* **Aim of the task**
Leave the pictures out. Return all other data exactly.

* **Records supplied**
•••••

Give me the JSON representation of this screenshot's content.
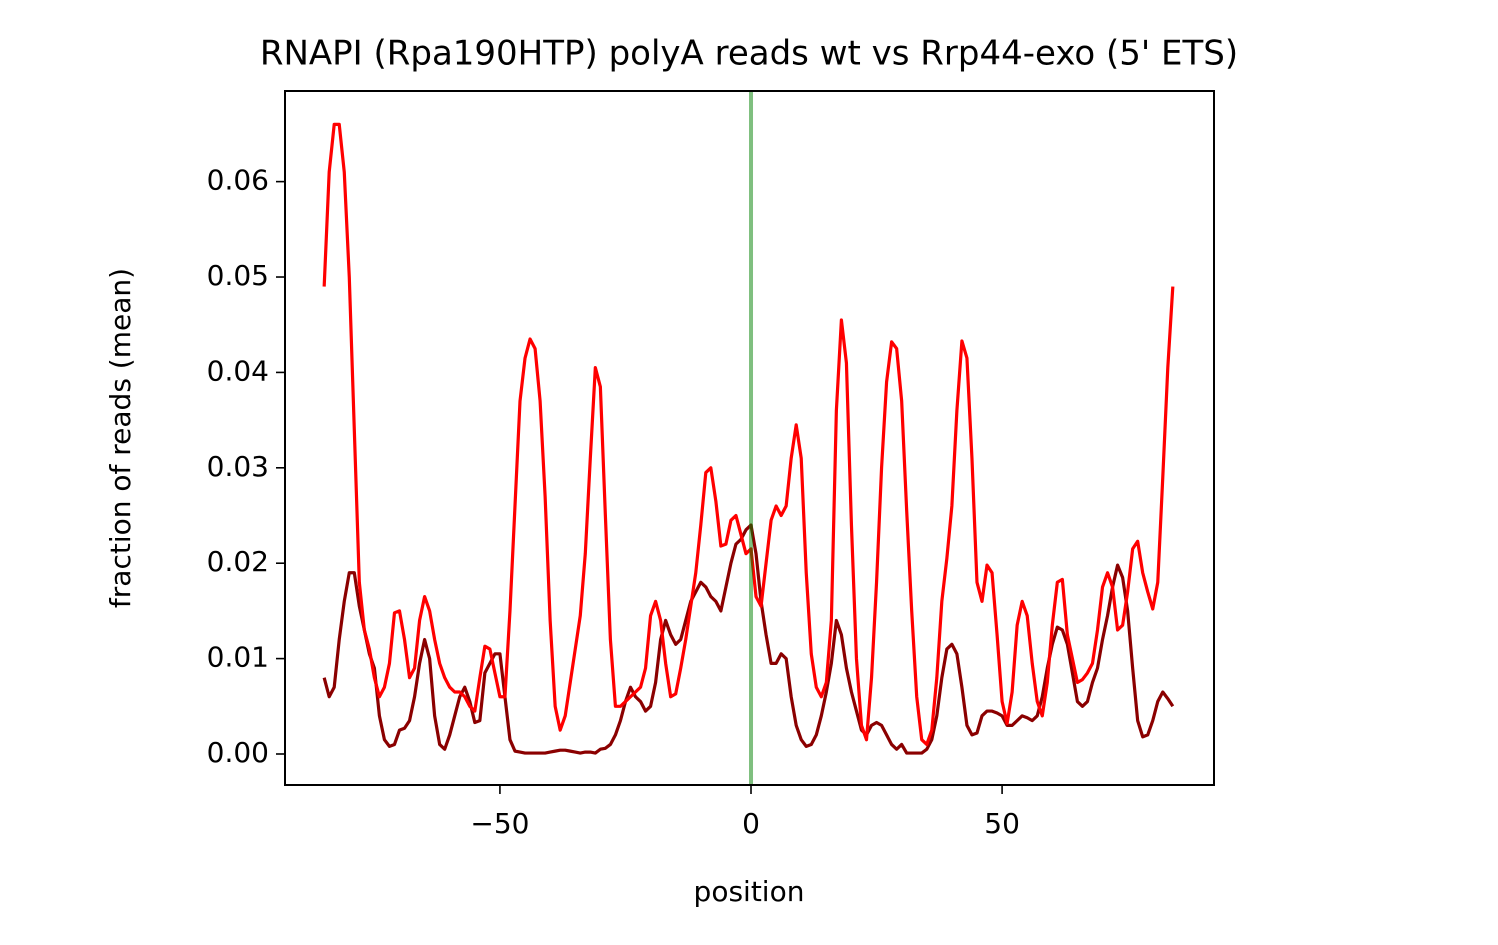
{
  "chart_data": {
    "type": "line",
    "title": "RNAPI (Rpa190HTP) polyA reads wt vs Rrp44-exo (5' ETS)",
    "xlabel": "position",
    "ylabel": "fraction of reads (mean)",
    "x": [
      -85,
      -84,
      -83,
      -82,
      -81,
      -80,
      -79,
      -78,
      -77,
      -76,
      -75,
      -74,
      -73,
      -72,
      -71,
      -70,
      -69,
      -68,
      -67,
      -66,
      -65,
      -64,
      -63,
      -62,
      -61,
      -60,
      -59,
      -58,
      -57,
      -56,
      -55,
      -54,
      -53,
      -52,
      -51,
      -50,
      -49,
      -48,
      -47,
      -46,
      -45,
      -44,
      -43,
      -42,
      -41,
      -40,
      -39,
      -38,
      -37,
      -36,
      -35,
      -34,
      -33,
      -32,
      -31,
      -30,
      -29,
      -28,
      -27,
      -26,
      -25,
      -24,
      -23,
      -22,
      -21,
      -20,
      -19,
      -18,
      -17,
      -16,
      -15,
      -14,
      -13,
      -12,
      -11,
      -10,
      -9,
      -8,
      -7,
      -6,
      -5,
      -4,
      -3,
      -2,
      -1,
      0,
      1,
      2,
      3,
      4,
      5,
      6,
      7,
      8,
      9,
      10,
      11,
      12,
      13,
      14,
      15,
      16,
      17,
      18,
      19,
      20,
      21,
      22,
      23,
      24,
      25,
      26,
      27,
      28,
      29,
      30,
      31,
      32,
      33,
      34,
      35,
      36,
      37,
      38,
      39,
      40,
      41,
      42,
      43,
      44,
      45,
      46,
      47,
      48,
      49,
      50,
      51,
      52,
      53,
      54,
      55,
      56,
      57,
      58,
      59,
      60,
      61,
      62,
      63,
      64,
      65,
      66,
      67,
      68,
      69,
      70,
      71,
      72,
      73,
      74,
      75,
      76,
      77,
      78,
      79,
      80,
      81,
      82,
      83,
      84
    ],
    "series": [
      {
        "color": "#8b0000",
        "values": [
          0.008,
          0.006,
          0.007,
          0.012,
          0.016,
          0.019,
          0.019,
          0.0155,
          0.013,
          0.0105,
          0.009,
          0.004,
          0.0015,
          0.0008,
          0.001,
          0.0025,
          0.0027,
          0.0035,
          0.006,
          0.0095,
          0.012,
          0.01,
          0.004,
          0.001,
          0.0005,
          0.002,
          0.004,
          0.006,
          0.007,
          0.0055,
          0.0033,
          0.0035,
          0.0085,
          0.0095,
          0.0105,
          0.0105,
          0.006,
          0.0015,
          0.0003,
          0.0002,
          0.0001,
          0.0001,
          0.0001,
          0.0001,
          0.0001,
          0.0002,
          0.0003,
          0.0004,
          0.0004,
          0.0003,
          0.0002,
          0.0001,
          0.0002,
          0.0002,
          0.0001,
          0.0005,
          0.0006,
          0.001,
          0.002,
          0.0035,
          0.0055,
          0.007,
          0.006,
          0.0055,
          0.0045,
          0.005,
          0.0075,
          0.012,
          0.014,
          0.0125,
          0.0115,
          0.012,
          0.014,
          0.016,
          0.017,
          0.018,
          0.0175,
          0.0165,
          0.016,
          0.015,
          0.0175,
          0.02,
          0.022,
          0.0225,
          0.0235,
          0.024,
          0.021,
          0.016,
          0.0125,
          0.0095,
          0.0095,
          0.0105,
          0.01,
          0.006,
          0.003,
          0.0015,
          0.0008,
          0.001,
          0.002,
          0.004,
          0.0065,
          0.0095,
          0.014,
          0.0125,
          0.009,
          0.0065,
          0.0045,
          0.0025,
          0.002,
          0.003,
          0.0033,
          0.003,
          0.002,
          0.001,
          0.0005,
          0.001,
          0.0001,
          0.0001,
          0.0001,
          0.0001,
          0.0005,
          0.0015,
          0.004,
          0.008,
          0.011,
          0.0115,
          0.0105,
          0.007,
          0.003,
          0.002,
          0.0022,
          0.004,
          0.0045,
          0.0045,
          0.0043,
          0.004,
          0.003,
          0.003,
          0.0035,
          0.004,
          0.0038,
          0.0035,
          0.004,
          0.006,
          0.009,
          0.0115,
          0.0133,
          0.013,
          0.0115,
          0.0085,
          0.0055,
          0.005,
          0.0055,
          0.0075,
          0.009,
          0.012,
          0.0145,
          0.0175,
          0.0198,
          0.0185,
          0.015,
          0.009,
          0.0035,
          0.0018,
          0.002,
          0.0035,
          0.0055,
          0.0065,
          0.0058,
          0.005
        ]
      },
      {
        "color": "#ff0000",
        "values": [
          0.049,
          0.061,
          0.066,
          0.066,
          0.061,
          0.05,
          0.034,
          0.018,
          0.013,
          0.011,
          0.008,
          0.006,
          0.007,
          0.0095,
          0.0148,
          0.015,
          0.012,
          0.008,
          0.009,
          0.014,
          0.0165,
          0.015,
          0.012,
          0.0095,
          0.008,
          0.007,
          0.0065,
          0.0065,
          0.006,
          0.005,
          0.0045,
          0.008,
          0.0113,
          0.011,
          0.0085,
          0.006,
          0.006,
          0.015,
          0.026,
          0.037,
          0.0415,
          0.0435,
          0.0425,
          0.037,
          0.027,
          0.014,
          0.005,
          0.0025,
          0.004,
          0.0075,
          0.011,
          0.0145,
          0.021,
          0.031,
          0.0405,
          0.0385,
          0.025,
          0.012,
          0.005,
          0.005,
          0.0055,
          0.006,
          0.0065,
          0.007,
          0.009,
          0.0145,
          0.016,
          0.014,
          0.0095,
          0.006,
          0.0063,
          0.009,
          0.012,
          0.0155,
          0.019,
          0.024,
          0.0295,
          0.03,
          0.0265,
          0.0218,
          0.022,
          0.0245,
          0.025,
          0.023,
          0.021,
          0.0215,
          0.0165,
          0.0155,
          0.02,
          0.0245,
          0.026,
          0.025,
          0.026,
          0.031,
          0.0345,
          0.031,
          0.019,
          0.0105,
          0.007,
          0.006,
          0.0075,
          0.014,
          0.036,
          0.0455,
          0.041,
          0.024,
          0.01,
          0.003,
          0.0015,
          0.008,
          0.018,
          0.03,
          0.039,
          0.0432,
          0.0425,
          0.037,
          0.0255,
          0.015,
          0.006,
          0.0015,
          0.001,
          0.0025,
          0.008,
          0.016,
          0.0205,
          0.026,
          0.036,
          0.0433,
          0.0415,
          0.031,
          0.018,
          0.016,
          0.0198,
          0.019,
          0.0125,
          0.0055,
          0.0032,
          0.0065,
          0.0135,
          0.016,
          0.0145,
          0.0095,
          0.0055,
          0.004,
          0.0075,
          0.0135,
          0.018,
          0.0183,
          0.0125,
          0.01,
          0.0075,
          0.0078,
          0.0085,
          0.0095,
          0.013,
          0.0175,
          0.019,
          0.0175,
          0.013,
          0.0135,
          0.017,
          0.0215,
          0.0223,
          0.019,
          0.017,
          0.0152,
          0.018,
          0.029,
          0.0405,
          0.049
        ]
      }
    ],
    "vlines": [
      {
        "x": 0,
        "color": "#008000"
      }
    ],
    "xlim": [
      -92.8,
      92.2
    ],
    "ylim": [
      -0.00325,
      0.0695
    ],
    "xticks": [
      {
        "value": -50,
        "label": "−50"
      },
      0,
      50
    ],
    "yticks": [
      {
        "value": 0,
        "label": "0.00"
      },
      0.01,
      0.02,
      0.03,
      0.04,
      0.05,
      0.06
    ],
    "grid": false
  }
}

•••••

* **The answer**
Give me the JSON representation of this screenshot's content.
{
  "chart_data": {
    "type": "line",
    "title": "RNAPI (Rpa190HTP) polyA reads wt vs Rrp44-exo (5' ETS)",
    "xlabel": "position",
    "ylabel": "fraction of reads (mean)",
    "x": [
      -85,
      -84,
      -83,
      -82,
      -81,
      -80,
      -79,
      -78,
      -77,
      -76,
      -75,
      -74,
      -73,
      -72,
      -71,
      -70,
      -69,
      -68,
      -67,
      -66,
      -65,
      -64,
      -63,
      -62,
      -61,
      -60,
      -59,
      -58,
      -57,
      -56,
      -55,
      -54,
      -53,
      -52,
      -51,
      -50,
      -49,
      -48,
      -47,
      -46,
      -45,
      -44,
      -43,
      -42,
      -41,
      -40,
      -39,
      -38,
      -37,
      -36,
      -35,
      -34,
      -33,
      -32,
      -31,
      -30,
      -29,
      -28,
      -27,
      -26,
      -25,
      -24,
      -23,
      -22,
      -21,
      -20,
      -19,
      -18,
      -17,
      -16,
      -15,
      -14,
      -13,
      -12,
      -11,
      -10,
      -9,
      -8,
      -7,
      -6,
      -5,
      -4,
      -3,
      -2,
      -1,
      0,
      1,
      2,
      3,
      4,
      5,
      6,
      7,
      8,
      9,
      10,
      11,
      12,
      13,
      14,
      15,
      16,
      17,
      18,
      19,
      20,
      21,
      22,
      23,
      24,
      25,
      26,
      27,
      28,
      29,
      30,
      31,
      32,
      33,
      34,
      35,
      36,
      37,
      38,
      39,
      40,
      41,
      42,
      43,
      44,
      45,
      46,
      47,
      48,
      49,
      50,
      51,
      52,
      53,
      54,
      55,
      56,
      57,
      58,
      59,
      60,
      61,
      62,
      63,
      64,
      65,
      66,
      67,
      68,
      69,
      70,
      71,
      72,
      73,
      74,
      75,
      76,
      77,
      78,
      79,
      80,
      81,
      82,
      83,
      84
    ],
    "series": [
      {
        "color": "#8b0000",
        "values": [
          0.008,
          0.006,
          0.007,
          0.012,
          0.016,
          0.019,
          0.019,
          0.0155,
          0.013,
          0.0105,
          0.009,
          0.004,
          0.0015,
          0.0008,
          0.001,
          0.0025,
          0.0027,
          0.0035,
          0.006,
          0.0095,
          0.012,
          0.01,
          0.004,
          0.001,
          0.0005,
          0.002,
          0.004,
          0.006,
          0.007,
          0.0055,
          0.0033,
          0.0035,
          0.0085,
          0.0095,
          0.0105,
          0.0105,
          0.006,
          0.0015,
          0.0003,
          0.0002,
          0.0001,
          0.0001,
          0.0001,
          0.0001,
          0.0001,
          0.0002,
          0.0003,
          0.0004,
          0.0004,
          0.0003,
          0.0002,
          0.0001,
          0.0002,
          0.0002,
          0.0001,
          0.0005,
          0.0006,
          0.001,
          0.002,
          0.0035,
          0.0055,
          0.007,
          0.006,
          0.0055,
          0.0045,
          0.005,
          0.0075,
          0.012,
          0.014,
          0.0125,
          0.0115,
          0.012,
          0.014,
          0.016,
          0.017,
          0.018,
          0.0175,
          0.0165,
          0.016,
          0.015,
          0.0175,
          0.02,
          0.022,
          0.0225,
          0.0235,
          0.024,
          0.021,
          0.016,
          0.0125,
          0.0095,
          0.0095,
          0.0105,
          0.01,
          0.006,
          0.003,
          0.0015,
          0.0008,
          0.001,
          0.002,
          0.004,
          0.0065,
          0.0095,
          0.014,
          0.0125,
          0.009,
          0.0065,
          0.0045,
          0.0025,
          0.002,
          0.003,
          0.0033,
          0.003,
          0.002,
          0.001,
          0.0005,
          0.001,
          0.0001,
          0.0001,
          0.0001,
          0.0001,
          0.0005,
          0.0015,
          0.004,
          0.008,
          0.011,
          0.0115,
          0.0105,
          0.007,
          0.003,
          0.002,
          0.0022,
          0.004,
          0.0045,
          0.0045,
          0.0043,
          0.004,
          0.003,
          0.003,
          0.0035,
          0.004,
          0.0038,
          0.0035,
          0.004,
          0.006,
          0.009,
          0.0115,
          0.0133,
          0.013,
          0.0115,
          0.0085,
          0.0055,
          0.005,
          0.0055,
          0.0075,
          0.009,
          0.012,
          0.0145,
          0.0175,
          0.0198,
          0.0185,
          0.015,
          0.009,
          0.0035,
          0.0018,
          0.002,
          0.0035,
          0.0055,
          0.0065,
          0.0058,
          0.005
        ]
      },
      {
        "color": "#ff0000",
        "values": [
          0.049,
          0.061,
          0.066,
          0.066,
          0.061,
          0.05,
          0.034,
          0.018,
          0.013,
          0.011,
          0.008,
          0.006,
          0.007,
          0.0095,
          0.0148,
          0.015,
          0.012,
          0.008,
          0.009,
          0.014,
          0.0165,
          0.015,
          0.012,
          0.0095,
          0.008,
          0.007,
          0.0065,
          0.0065,
          0.006,
          0.005,
          0.0045,
          0.008,
          0.0113,
          0.011,
          0.0085,
          0.006,
          0.006,
          0.015,
          0.026,
          0.037,
          0.0415,
          0.0435,
          0.0425,
          0.037,
          0.027,
          0.014,
          0.005,
          0.0025,
          0.004,
          0.0075,
          0.011,
          0.0145,
          0.021,
          0.031,
          0.0405,
          0.0385,
          0.025,
          0.012,
          0.005,
          0.005,
          0.0055,
          0.006,
          0.0065,
          0.007,
          0.009,
          0.0145,
          0.016,
          0.014,
          0.0095,
          0.006,
          0.0063,
          0.009,
          0.012,
          0.0155,
          0.019,
          0.024,
          0.0295,
          0.03,
          0.0265,
          0.0218,
          0.022,
          0.0245,
          0.025,
          0.023,
          0.021,
          0.0215,
          0.0165,
          0.0155,
          0.02,
          0.0245,
          0.026,
          0.025,
          0.026,
          0.031,
          0.0345,
          0.031,
          0.019,
          0.0105,
          0.007,
          0.006,
          0.0075,
          0.014,
          0.036,
          0.0455,
          0.041,
          0.024,
          0.01,
          0.003,
          0.0015,
          0.008,
          0.018,
          0.03,
          0.039,
          0.0432,
          0.0425,
          0.037,
          0.0255,
          0.015,
          0.006,
          0.0015,
          0.001,
          0.0025,
          0.008,
          0.016,
          0.0205,
          0.026,
          0.036,
          0.0433,
          0.0415,
          0.031,
          0.018,
          0.016,
          0.0198,
          0.019,
          0.0125,
          0.0055,
          0.0032,
          0.0065,
          0.0135,
          0.016,
          0.0145,
          0.0095,
          0.0055,
          0.004,
          0.0075,
          0.0135,
          0.018,
          0.0183,
          0.0125,
          0.01,
          0.0075,
          0.0078,
          0.0085,
          0.0095,
          0.013,
          0.0175,
          0.019,
          0.0175,
          0.013,
          0.0135,
          0.017,
          0.0215,
          0.0223,
          0.019,
          0.017,
          0.0152,
          0.018,
          0.029,
          0.0405,
          0.049
        ]
      }
    ],
    "vlines": [
      {
        "x": 0,
        "color": "#008000"
      }
    ],
    "xlim": [
      -92.8,
      92.2
    ],
    "ylim": [
      -0.00325,
      0.0695
    ],
    "xticks": [
      {
        "value": -50,
        "label": "−50"
      },
      0,
      50
    ],
    "yticks": [
      {
        "value": 0,
        "label": "0.00"
      },
      0.01,
      0.02,
      0.03,
      0.04,
      0.05,
      0.06
    ],
    "grid": false
  }
}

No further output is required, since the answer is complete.